__DATASET EXTRACT__:
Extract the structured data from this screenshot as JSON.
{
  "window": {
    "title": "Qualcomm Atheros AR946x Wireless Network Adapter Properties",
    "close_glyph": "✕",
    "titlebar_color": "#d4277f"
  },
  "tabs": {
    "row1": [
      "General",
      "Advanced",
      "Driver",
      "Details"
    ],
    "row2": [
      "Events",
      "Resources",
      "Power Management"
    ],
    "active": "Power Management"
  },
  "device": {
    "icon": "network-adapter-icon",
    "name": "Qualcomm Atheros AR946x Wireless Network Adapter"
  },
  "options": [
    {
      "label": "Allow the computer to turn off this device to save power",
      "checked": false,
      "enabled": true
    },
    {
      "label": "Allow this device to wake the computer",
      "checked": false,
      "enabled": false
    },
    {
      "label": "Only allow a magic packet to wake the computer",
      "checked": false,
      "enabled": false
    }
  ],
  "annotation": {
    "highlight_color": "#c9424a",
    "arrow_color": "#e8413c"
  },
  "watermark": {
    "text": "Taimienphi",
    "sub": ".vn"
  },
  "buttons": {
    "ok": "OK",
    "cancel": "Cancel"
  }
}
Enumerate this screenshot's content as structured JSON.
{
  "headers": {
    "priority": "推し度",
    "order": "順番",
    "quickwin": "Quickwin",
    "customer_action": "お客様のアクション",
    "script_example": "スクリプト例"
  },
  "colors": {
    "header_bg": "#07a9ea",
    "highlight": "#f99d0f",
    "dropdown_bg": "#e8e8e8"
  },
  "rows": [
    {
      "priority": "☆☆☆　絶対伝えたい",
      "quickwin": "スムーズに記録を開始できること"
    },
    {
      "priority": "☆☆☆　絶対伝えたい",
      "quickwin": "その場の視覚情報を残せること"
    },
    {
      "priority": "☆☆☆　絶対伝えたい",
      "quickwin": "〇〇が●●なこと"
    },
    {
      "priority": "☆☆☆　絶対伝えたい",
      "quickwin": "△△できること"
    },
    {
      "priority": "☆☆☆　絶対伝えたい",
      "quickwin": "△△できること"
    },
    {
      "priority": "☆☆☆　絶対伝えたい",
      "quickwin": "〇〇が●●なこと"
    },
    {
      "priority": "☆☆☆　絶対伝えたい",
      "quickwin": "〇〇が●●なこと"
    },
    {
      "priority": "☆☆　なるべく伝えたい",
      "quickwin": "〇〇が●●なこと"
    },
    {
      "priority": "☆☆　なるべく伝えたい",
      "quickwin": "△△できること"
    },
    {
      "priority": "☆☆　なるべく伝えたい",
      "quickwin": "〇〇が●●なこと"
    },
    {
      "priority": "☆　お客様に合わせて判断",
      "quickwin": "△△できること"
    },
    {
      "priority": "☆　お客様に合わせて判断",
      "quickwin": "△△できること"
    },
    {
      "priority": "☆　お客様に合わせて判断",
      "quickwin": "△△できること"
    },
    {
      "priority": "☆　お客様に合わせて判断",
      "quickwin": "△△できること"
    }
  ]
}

__WHAT TO WORK ON__:
Reproduce the records word for word.

__OUTPUT__:
Extract the structured data from this screenshot as JSON.
{
  "window": {
    "title": "Qualcomm Atheros AR946x Wireless Network Adapter Properties",
    "close_glyph": "✕",
    "titlebar_color": "#d4277f"
  },
  "tabs": {
    "row1": [
      "General",
      "Advanced",
      "Driver",
      "Details"
    ],
    "row2": [
      "Events",
      "Resources",
      "Power Management"
    ],
    "active": "Power Management"
  },
  "device": {
    "icon": "network-adapter-icon",
    "name": "Qualcomm Atheros AR946x Wireless Network Adapter"
  },
  "options": [
    {
      "label": "Allow the computer to turn off this device to save power",
      "checked": false,
      "enabled": true
    },
    {
      "label": "Allow this device to wake the computer",
      "checked": false,
      "enabled": false
    },
    {
      "label": "Only allow a magic packet to wake the computer",
      "checked": false,
      "enabled": false
    }
  ],
  "annotation": {
    "highlight_color": "#c9424a",
    "arrow_color": "#e8413c"
  },
  "watermark": {
    "text": "Taimienphi",
    "sub": ".vn"
  },
  "buttons": {
    "ok": "OK",
    "cancel": "Cancel"
  }
}
Enumerate this screenshot's content as structured JSON.
{
  "headers": {
    "priority": "推し度",
    "order": "順番",
    "quickwin": "Quickwin",
    "customer_action": "お客様のアクション",
    "script_example": "スクリプト例"
  },
  "colors": {
    "header_bg": "#07a9ea",
    "highlight": "#f99d0f",
    "dropdown_bg": "#e8e8e8"
  },
  "rows": [
    {
      "priority": "☆☆☆　絶対伝えたい",
      "quickwin": "スムーズに記録を開始できること"
    },
    {
      "priority": "☆☆☆　絶対伝えたい",
      "quickwin": "その場の視覚情報を残せること"
    },
    {
      "priority": "☆☆☆　絶対伝えたい",
      "quickwin": "〇〇が●●なこと"
    },
    {
      "priority": "☆☆☆　絶対伝えたい",
      "quickwin": "△△できること"
    },
    {
      "priority": "☆☆☆　絶対伝えたい",
      "quickwin": "△△できること"
    },
    {
      "priority": "☆☆☆　絶対伝えたい",
      "quickwin": "〇〇が●●なこと"
    },
    {
      "priority": "☆☆☆　絶対伝えたい",
      "quickwin": "〇〇が●●なこと"
    },
    {
      "priority": "☆☆　なるべく伝えたい",
      "quickwin": "〇〇が●●なこと"
    },
    {
      "priority": "☆☆　なるべく伝えたい",
      "quickwin": "△△できること"
    },
    {
      "priority": "☆☆　なるべく伝えたい",
      "quickwin": "〇〇が●●なこと"
    },
    {
      "priority": "☆　お客様に合わせて判断",
      "quickwin": "△△できること"
    },
    {
      "priority": "☆　お客様に合わせて判断",
      "quickwin": "△△できること"
    },
    {
      "priority": "☆　お客様に合わせて判断",
      "quickwin": "△△できること"
    },
    {
      "priority": "☆　お客様に合わせて判断",
      "quickwin": "△△できること"
    }
  ]
}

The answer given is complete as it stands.